Records supplied
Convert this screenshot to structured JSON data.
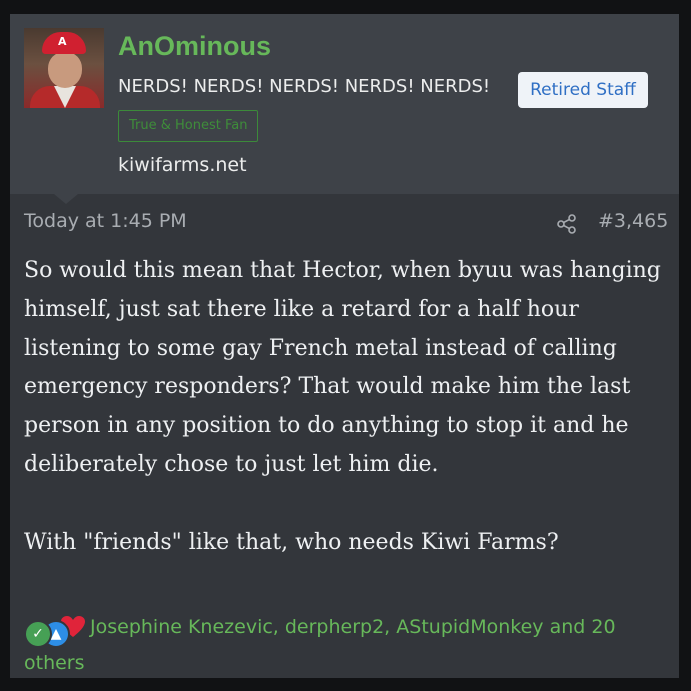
{
  "author": {
    "name": "AnOminous",
    "title": "NERDS! NERDS! NERDS! NERDS! NERDS!",
    "staff_badge": "Retired Staff",
    "fan_badge": "True & Honest Fan",
    "site": "kiwifarms.net",
    "avatar_cap_letter": "A"
  },
  "post": {
    "time": "Today at 1:45 PM",
    "number": "#3,465",
    "paragraph1": "So would this mean that Hector, when byuu was hanging himself, just sat there like a retard for a half hour listening to some gay French metal instead of calling emergency responders? That would make him the last person in any position to do anything to stop it and he deliberately chose to just let him die.",
    "paragraph2": "With \"friends\" like that, who needs Kiwi Farms?"
  },
  "reactions": {
    "icons": [
      "check-reaction-icon",
      "like-reaction-icon",
      "heart-reaction-icon"
    ],
    "names": "Josephine Knezevic, derpherp2, AStupidMonkey and 20 others"
  },
  "colors": {
    "username": "#67b85a",
    "header_bg": "#3e4248",
    "body_bg": "#33363b",
    "staff_badge_text": "#2f6fc4"
  }
}
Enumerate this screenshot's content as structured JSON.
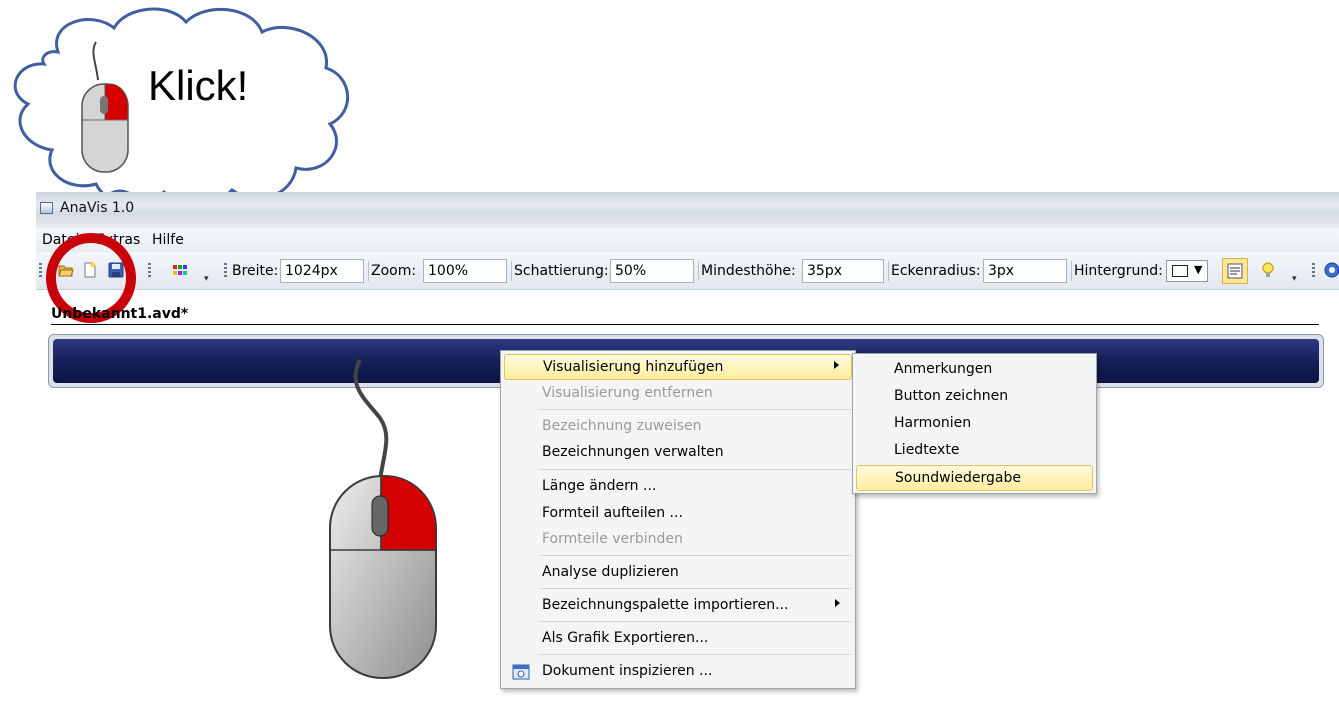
{
  "callout": {
    "text": "Klick!"
  },
  "window": {
    "title": "AnaVis 1.0"
  },
  "menubar": {
    "items": [
      "Datei",
      "Extras",
      "Hilfe"
    ]
  },
  "toolbar": {
    "breite_label": "Breite:",
    "breite_value": "1024px",
    "zoom_label": "Zoom:",
    "zoom_value": "100%",
    "schattierung_label": "Schattierung:",
    "schattierung_value": "50%",
    "mindesthoehe_label": "Mindesthöhe:",
    "mindesthoehe_value": "35px",
    "eckenradius_label": "Eckenradius:",
    "eckenradius_value": "3px",
    "hintergrund_label": "Hintergrund:"
  },
  "document": {
    "tab_title": "Unbekannt1.avd*"
  },
  "context_menu": {
    "items": [
      {
        "label": "Visualisierung hinzufügen",
        "disabled": false,
        "submenu": true,
        "highlighted": true
      },
      {
        "label": "Visualisierung entfernen",
        "disabled": true
      },
      {
        "label": "Bezeichnung zuweisen",
        "disabled": true
      },
      {
        "label": "Bezeichnungen verwalten",
        "disabled": false
      },
      {
        "label": "Länge ändern ...",
        "disabled": false
      },
      {
        "label": "Formteil aufteilen ...",
        "disabled": false
      },
      {
        "label": "Formteile verbinden",
        "disabled": true
      },
      {
        "label": "Analyse duplizieren",
        "disabled": false
      },
      {
        "label": "Bezeichnungspalette importieren...",
        "disabled": false,
        "submenu": true
      },
      {
        "label": "Als Grafik Exportieren...",
        "disabled": false
      },
      {
        "label": "Dokument inspizieren ...",
        "disabled": false,
        "icon": "inspect-document-icon"
      }
    ]
  },
  "submenu": {
    "items": [
      {
        "label": "Anmerkungen"
      },
      {
        "label": "Button zeichnen"
      },
      {
        "label": "Harmonien"
      },
      {
        "label": "Liedtexte"
      },
      {
        "label": "Soundwiedergabe",
        "highlighted": true
      }
    ]
  },
  "colors": {
    "highlight_fill": "#ffee9e",
    "highlight_border": "#e5c35b",
    "bar_blue": "#17215a",
    "mouse_button_red": "#d40000",
    "callout_ring_red": "#c8000a",
    "cloud_outline": "#3f5fa0"
  }
}
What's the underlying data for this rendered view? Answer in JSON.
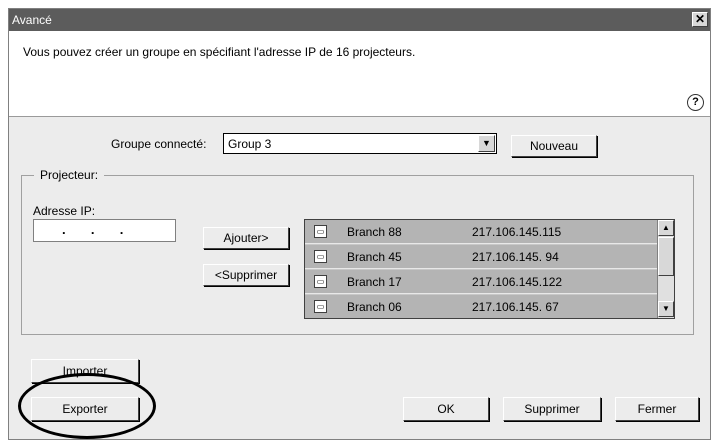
{
  "window": {
    "title": "Avancé",
    "close_glyph": "✕"
  },
  "header": {
    "text": "Vous pouvez créer un groupe en spécifiant l'adresse IP de 16 projecteurs.",
    "help_glyph": "?"
  },
  "group": {
    "label": "Groupe connecté:",
    "selected": "Group 3",
    "new_button": "Nouveau"
  },
  "projector": {
    "legend": "Projecteur:",
    "ip_label": "Adresse IP:",
    "ip_value": ".       .       .",
    "add_button": "Ajouter>",
    "remove_button": "<Supprimer",
    "items": [
      {
        "name": "Branch 88",
        "ip": "217.106.145.115"
      },
      {
        "name": "Branch 45",
        "ip": "217.106.145. 94"
      },
      {
        "name": "Branch 17",
        "ip": "217.106.145.122"
      },
      {
        "name": "Branch 06",
        "ip": "217.106.145. 67"
      }
    ]
  },
  "buttons": {
    "import": "Importer",
    "export": "Exporter",
    "ok": "OK",
    "delete": "Supprimer",
    "close": "Fermer"
  },
  "icons": {
    "close": "close-icon",
    "help": "help-icon",
    "dropdown": "chevron-down-icon",
    "projector": "projector-icon"
  }
}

Task
State the number of lines in this listing that contain the string "Visualisierung", and add nothing else.

Task solution
2